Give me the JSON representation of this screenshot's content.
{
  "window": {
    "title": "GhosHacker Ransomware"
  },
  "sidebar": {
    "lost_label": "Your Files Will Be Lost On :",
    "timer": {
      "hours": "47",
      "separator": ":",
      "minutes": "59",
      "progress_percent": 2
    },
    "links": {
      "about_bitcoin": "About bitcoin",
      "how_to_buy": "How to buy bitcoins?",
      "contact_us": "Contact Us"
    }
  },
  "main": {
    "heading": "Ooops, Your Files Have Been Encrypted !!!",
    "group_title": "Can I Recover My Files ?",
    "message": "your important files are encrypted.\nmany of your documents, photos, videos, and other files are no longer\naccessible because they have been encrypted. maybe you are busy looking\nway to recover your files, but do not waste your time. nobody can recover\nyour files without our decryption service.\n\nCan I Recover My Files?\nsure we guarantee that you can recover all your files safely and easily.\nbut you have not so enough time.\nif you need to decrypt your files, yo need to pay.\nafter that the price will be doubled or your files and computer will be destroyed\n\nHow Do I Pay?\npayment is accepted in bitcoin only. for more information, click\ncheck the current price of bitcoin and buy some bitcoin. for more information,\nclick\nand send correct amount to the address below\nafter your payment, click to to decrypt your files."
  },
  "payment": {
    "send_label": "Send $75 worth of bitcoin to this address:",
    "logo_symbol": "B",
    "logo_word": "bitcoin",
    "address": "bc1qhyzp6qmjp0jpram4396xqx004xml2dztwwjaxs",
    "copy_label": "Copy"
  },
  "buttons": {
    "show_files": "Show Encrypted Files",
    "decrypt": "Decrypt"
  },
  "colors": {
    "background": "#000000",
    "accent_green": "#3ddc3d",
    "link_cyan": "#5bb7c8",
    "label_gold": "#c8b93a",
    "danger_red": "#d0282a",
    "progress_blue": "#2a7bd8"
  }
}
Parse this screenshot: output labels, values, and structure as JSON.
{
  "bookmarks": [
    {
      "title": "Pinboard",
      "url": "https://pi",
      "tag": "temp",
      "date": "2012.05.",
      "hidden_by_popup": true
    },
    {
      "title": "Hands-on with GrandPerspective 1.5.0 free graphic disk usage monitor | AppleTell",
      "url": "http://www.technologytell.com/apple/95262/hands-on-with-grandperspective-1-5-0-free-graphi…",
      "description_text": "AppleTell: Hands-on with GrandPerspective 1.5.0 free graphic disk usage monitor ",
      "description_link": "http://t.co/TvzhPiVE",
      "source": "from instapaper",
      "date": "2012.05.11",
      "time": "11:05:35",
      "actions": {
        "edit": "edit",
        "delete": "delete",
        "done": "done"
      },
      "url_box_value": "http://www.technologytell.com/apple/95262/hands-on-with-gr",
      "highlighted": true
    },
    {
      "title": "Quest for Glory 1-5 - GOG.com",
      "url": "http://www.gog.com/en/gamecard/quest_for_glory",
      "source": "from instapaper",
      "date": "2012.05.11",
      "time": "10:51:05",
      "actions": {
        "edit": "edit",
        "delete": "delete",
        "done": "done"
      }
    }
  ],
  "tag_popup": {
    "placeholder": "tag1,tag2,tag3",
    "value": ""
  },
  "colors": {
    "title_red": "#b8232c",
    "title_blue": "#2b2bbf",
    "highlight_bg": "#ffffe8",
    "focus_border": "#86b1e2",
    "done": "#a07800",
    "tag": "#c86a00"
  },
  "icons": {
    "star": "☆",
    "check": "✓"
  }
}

⁂

• [WORK TO COMPLETE]: Extract each entry in full and write it down exactly.

• [OUTPUT OF THE EXERCISE]:
Give me the JSON representation of this screenshot's content.
{
  "window": {
    "title": "GhosHacker Ransomware"
  },
  "sidebar": {
    "lost_label": "Your Files Will Be Lost On :",
    "timer": {
      "hours": "47",
      "separator": ":",
      "minutes": "59",
      "progress_percent": 2
    },
    "links": {
      "about_bitcoin": "About bitcoin",
      "how_to_buy": "How to buy bitcoins?",
      "contact_us": "Contact Us"
    }
  },
  "main": {
    "heading": "Ooops, Your Files Have Been Encrypted !!!",
    "group_title": "Can I Recover My Files ?",
    "message": "your important files are encrypted.\nmany of your documents, photos, videos, and other files are no longer\naccessible because they have been encrypted. maybe you are busy looking\nway to recover your files, but do not waste your time. nobody can recover\nyour files without our decryption service.\n\nCan I Recover My Files?\nsure we guarantee that you can recover all your files safely and easily.\nbut you have not so enough time.\nif you need to decrypt your files, yo need to pay.\nafter that the price will be doubled or your files and computer will be destroyed\n\nHow Do I Pay?\npayment is accepted in bitcoin only. for more information, click\ncheck the current price of bitcoin and buy some bitcoin. for more information,\nclick\nand send correct amount to the address below\nafter your payment, click to to decrypt your files."
  },
  "payment": {
    "send_label": "Send $75 worth of bitcoin to this address:",
    "logo_symbol": "B",
    "logo_word": "bitcoin",
    "address": "bc1qhyzp6qmjp0jpram4396xqx004xml2dztwwjaxs",
    "copy_label": "Copy"
  },
  "buttons": {
    "show_files": "Show Encrypted Files",
    "decrypt": "Decrypt"
  },
  "colors": {
    "background": "#000000",
    "accent_green": "#3ddc3d",
    "link_cyan": "#5bb7c8",
    "label_gold": "#c8b93a",
    "danger_red": "#d0282a",
    "progress_blue": "#2a7bd8"
  }
}
Parse this screenshot: output labels, values, and structure as JSON.
{
  "bookmarks": [
    {
      "title": "Pinboard",
      "url": "https://pi",
      "tag": "temp",
      "date": "2012.05.",
      "hidden_by_popup": true
    },
    {
      "title": "Hands-on with GrandPerspective 1.5.0 free graphic disk usage monitor | AppleTell",
      "url": "http://www.technologytell.com/apple/95262/hands-on-with-grandperspective-1-5-0-free-graphi…",
      "description_text": "AppleTell: Hands-on with GrandPerspective 1.5.0 free graphic disk usage monitor ",
      "description_link": "http://t.co/TvzhPiVE",
      "source": "from instapaper",
      "date": "2012.05.11",
      "time": "11:05:35",
      "actions": {
        "edit": "edit",
        "delete": "delete",
        "done": "done"
      },
      "url_box_value": "http://www.technologytell.com/apple/95262/hands-on-with-gr",
      "highlighted": true
    },
    {
      "title": "Quest for Glory 1-5 - GOG.com",
      "url": "http://www.gog.com/en/gamecard/quest_for_glory",
      "source": "from instapaper",
      "date": "2012.05.11",
      "time": "10:51:05",
      "actions": {
        "edit": "edit",
        "delete": "delete",
        "done": "done"
      }
    }
  ],
  "tag_popup": {
    "placeholder": "tag1,tag2,tag3",
    "value": ""
  },
  "colors": {
    "title_red": "#b8232c",
    "title_blue": "#2b2bbf",
    "highlight_bg": "#ffffe8",
    "focus_border": "#86b1e2",
    "done": "#a07800",
    "tag": "#c86a00"
  },
  "icons": {
    "star": "☆",
    "check": "✓"
  }
}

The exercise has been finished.